-- WORK INSTRUCTIONS --
Write out the full listing exactly as given, minus the images.

(Stored entries)
[Start]

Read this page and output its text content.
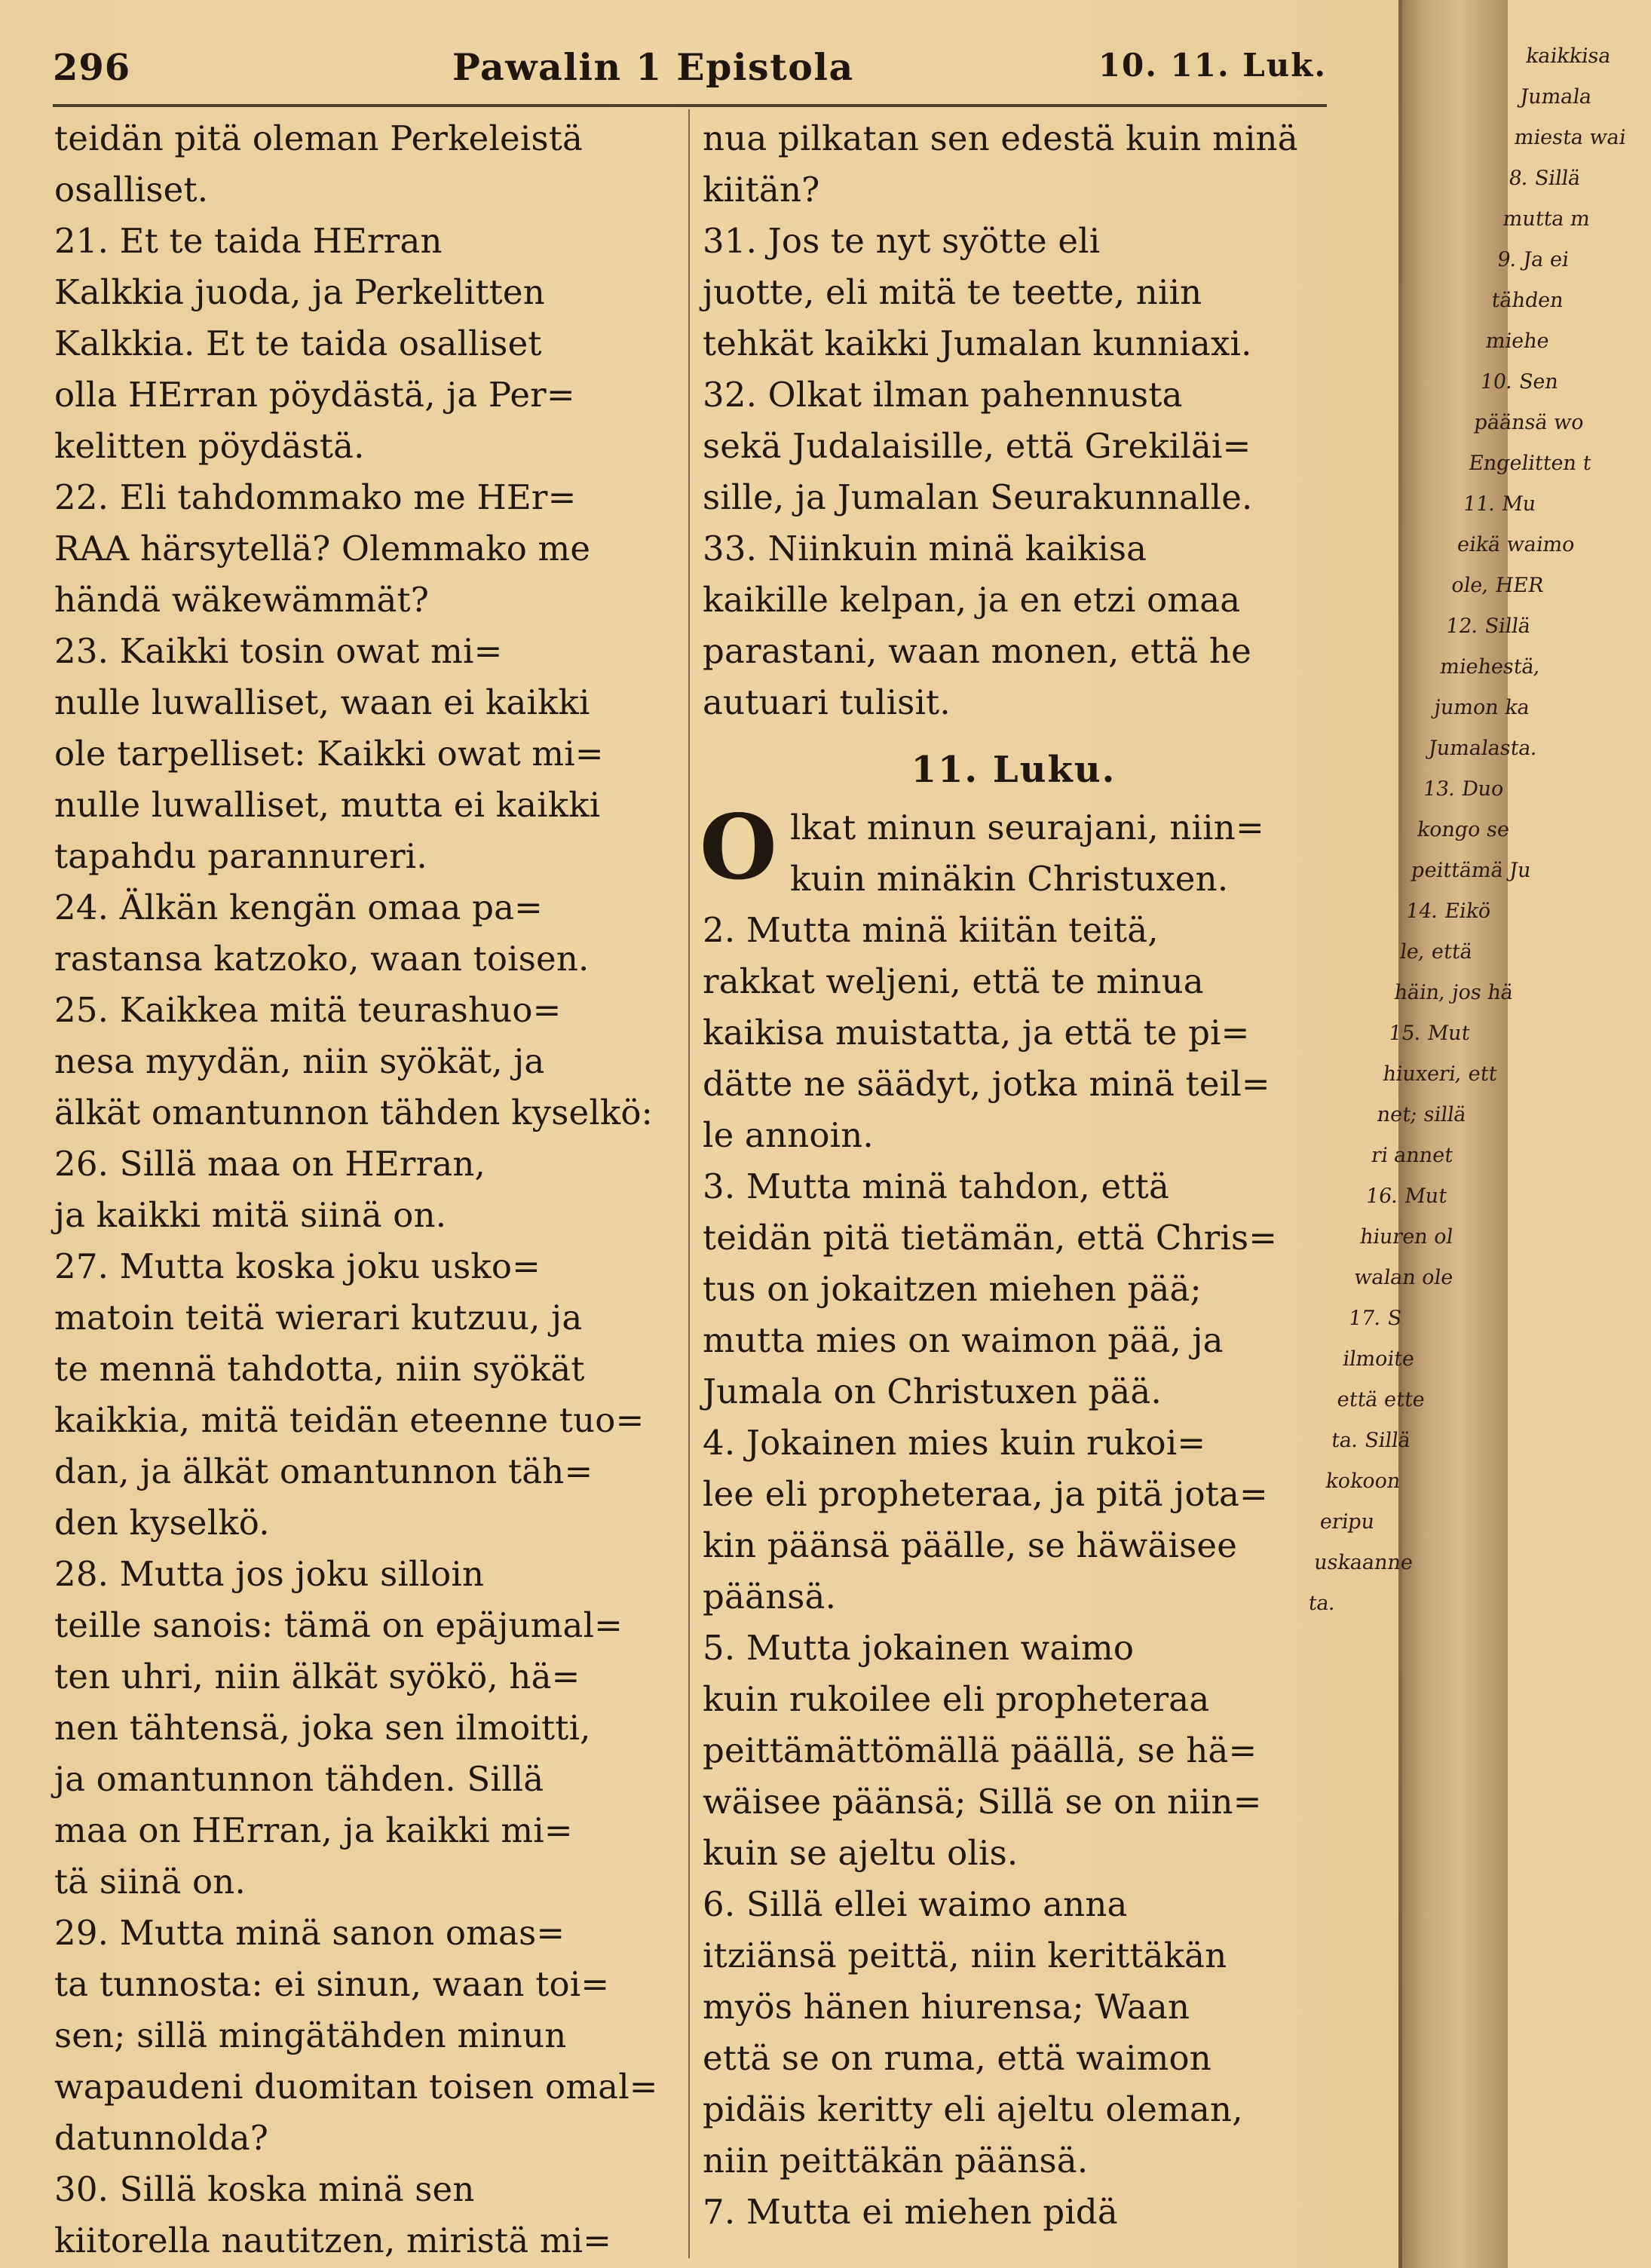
296	Pawalin 1 Epistola	10. 11. Luk.
teidän pitä oleman Perkeleistä
osalliset.
21. Et te taida HErran
Kalkkia juoda, ja Perkelitten
Kalkkia. Et te taida osalliset
olla HErran pöydästä, ja Per=
kelitten pöydästä.
22. Eli tahdommako me HEr=
RAA härsytellä? Olemmako me
händä wäkewämmät?
23. Kaikki tosin owat mi=
nulle luwalliset, waan ei kaikki
ole tarpelliset: Kaikki owat mi=
nulle luwalliset, mutta ei kaikki
tapahdu parannureri.
24. Älkän kengän omaa pa=
rastansa katzoko, waan toisen.
25. Kaikkea mitä teurashuo=
nesa myydän, niin syökät, ja
älkät omantunnon tähden kyselkö:
26. Sillä maa on HErran,
ja kaikki mitä siinä on.
27. Mutta koska joku usko=
matoin teitä wierari kutzuu, ja
te mennä tahdotta, niin syökät
kaikkia, mitä teidän eteenne tuo=
dan, ja älkät omantunnon täh=
den kyselkö.
28. Mutta jos joku silloin
teille sanois: tämä on epäjumal=
ten uhri, niin älkät syökö, hä=
nen tähtensä, joka sen ilmoitti,
ja omantunnon tähden. Sillä
maa on HErran, ja kaikki mi=
tä siinä on.
29. Mutta minä sanon omas=
ta tunnosta: ei sinun, waan toi=
sen; sillä mingätähden minun
wapaudeni duomitan toisen omal=
datunnolda?
30. Sillä koska minä sen
kiitorella nautitzen, miristä mi=
nua pilkatan sen edestä kuin minä
kiitän?
31. Jos te nyt syötte eli
juotte, eli mitä te teette, niin
tehkät kaikki Jumalan kunniaxi.
32. Olkat ilman pahennusta
sekä Judalaisille, että Grekiläi=
sille, ja Jumalan Seurakunnalle.
33. Niinkuin minä kaikisa
kaikille kelpan, ja en etzi omaa
parastani, waan monen, että he
autuari tulisit.
11. Luku.
O lkat minun seurajani, niin=
kuin minäkin Christuxen.
2. Mutta minä kiitän teitä,
rakkat weljeni, että te minua
kaikisa muistatta, ja että te pi=
dätte ne säädyt, jotka minä teil=
le annoin.
3. Mutta minä tahdon, että
teidän pitä tietämän, että Chris=
tus on jokaitzen miehen pää;
mutta mies on waimon pää, ja
Jumala on Christuxen pää.
4. Jokainen mies kuin rukoi=
lee eli propheteraa, ja pitä jota=
kin päänsä päälle, se häwäisee
päänsä.
5. Mutta jokainen waimo
kuin rukoilee eli propheteraa
peittämättömällä päällä, se hä=
wäisee päänsä; Sillä se on niin=
kuin se ajeltu olis.
6. Sillä ellei waimo anna
itziänsä peittä, niin kerittäkän
myös hänen hiurensa; Waan
että se on ruma, että waimon
pidäis keritty eli ajeltu oleman,
niin peittäkän päänsä.
7. Mutta ei miehen pidä
kaikkisa
Jumala
miesta wai
8. Sillä
mutta m
9. Ja ei
tähden
miehe
10. Sen
päänsä wo
Engelitten t
11. Mu
eikä waimo
ole, HER
12. Sillä
miehestä,
jumon ka
Jumalasta.
13. Duo
kongo se
peittämä Ju
14. Eikö
le, että
häin, jos hä
15. Mut
hiuxeri, ett
net; sillä
ri annet
16. Mut
hiuren ol
walan ole
17. S
ilmoite
että ette
ta. Sillä
kokoon
eripu
uskaanne
ta.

[End]

-- EXERCISE SOLUTION --
Read this page and output its text content.
296	Pawalin 1 Epistola	10. 11. Luk.
teidän pitä oleman Perkeleistä
osalliset.
21. Et te taida HErran
Kalkkia juoda, ja Perkelitten
Kalkkia. Et te taida osalliset
olla HErran pöydästä, ja Per=
kelitten pöydästä.
22. Eli tahdommako me HEr=
RAA härsytellä? Olemmako me
händä wäkewämmät?
23. Kaikki tosin owat mi=
nulle luwalliset, waan ei kaikki
ole tarpelliset: Kaikki owat mi=
nulle luwalliset, mutta ei kaikki
tapahdu parannureri.
24. Älkän kengän omaa pa=
rastansa katzoko, waan toisen.
25. Kaikkea mitä teurashuo=
nesa myydän, niin syökät, ja
älkät omantunnon tähden kyselkö:
26. Sillä maa on HErran,
ja kaikki mitä siinä on.
27. Mutta koska joku usko=
matoin teitä wierari kutzuu, ja
te mennä tahdotta, niin syökät
kaikkia, mitä teidän eteenne tuo=
dan, ja älkät omantunnon täh=
den kyselkö.
28. Mutta jos joku silloin
teille sanois: tämä on epäjumal=
ten uhri, niin älkät syökö, hä=
nen tähtensä, joka sen ilmoitti,
ja omantunnon tähden. Sillä
maa on HErran, ja kaikki mi=
tä siinä on.
29. Mutta minä sanon omas=
ta tunnosta: ei sinun, waan toi=
sen; sillä mingätähden minun
wapaudeni duomitan toisen omal=
datunnolda?
30. Sillä koska minä sen
kiitorella nautitzen, miristä mi=
nua pilkatan sen edestä kuin minä
kiitän?
31. Jos te nyt syötte eli
juotte, eli mitä te teette, niin
tehkät kaikki Jumalan kunniaxi.
32. Olkat ilman pahennusta
sekä Judalaisille, että Grekiläi=
sille, ja Jumalan Seurakunnalle.
33. Niinkuin minä kaikisa
kaikille kelpan, ja en etzi omaa
parastani, waan monen, että he
autuari tulisit.
11. Luku.
O lkat minun seurajani, niin=
kuin minäkin Christuxen.
2. Mutta minä kiitän teitä,
rakkat weljeni, että te minua
kaikisa muistatta, ja että te pi=
dätte ne säädyt, jotka minä teil=
le annoin.
3. Mutta minä tahdon, että
teidän pitä tietämän, että Chris=
tus on jokaitzen miehen pää;
mutta mies on waimon pää, ja
Jumala on Christuxen pää.
4. Jokainen mies kuin rukoi=
lee eli propheteraa, ja pitä jota=
kin päänsä päälle, se häwäisee
päänsä.
5. Mutta jokainen waimo
kuin rukoilee eli propheteraa
peittämättömällä päällä, se hä=
wäisee päänsä; Sillä se on niin=
kuin se ajeltu olis.
6. Sillä ellei waimo anna
itziänsä peittä, niin kerittäkän
myös hänen hiurensa; Waan
että se on ruma, että waimon
pidäis keritty eli ajeltu oleman,
niin peittäkän päänsä.
7. Mutta ei miehen pidä
kaikkisa
Jumala
miesta wai
8. Sillä
mutta m
9. Ja ei
tähden
miehe
10. Sen
päänsä wo
Engelitten t
11. Mu
eikä waimo
ole, HER
12. Sillä
miehestä,
jumon ka
Jumalasta.
13. Duo
kongo se
peittämä Ju
14. Eikö
le, että
häin, jos hä
15. Mut
hiuxeri, ett
net; sillä
ri annet
16. Mut
hiuren ol
walan ole
17. S
ilmoite
että ette
ta. Sillä
kokoon
eripu
uskaanne
ta.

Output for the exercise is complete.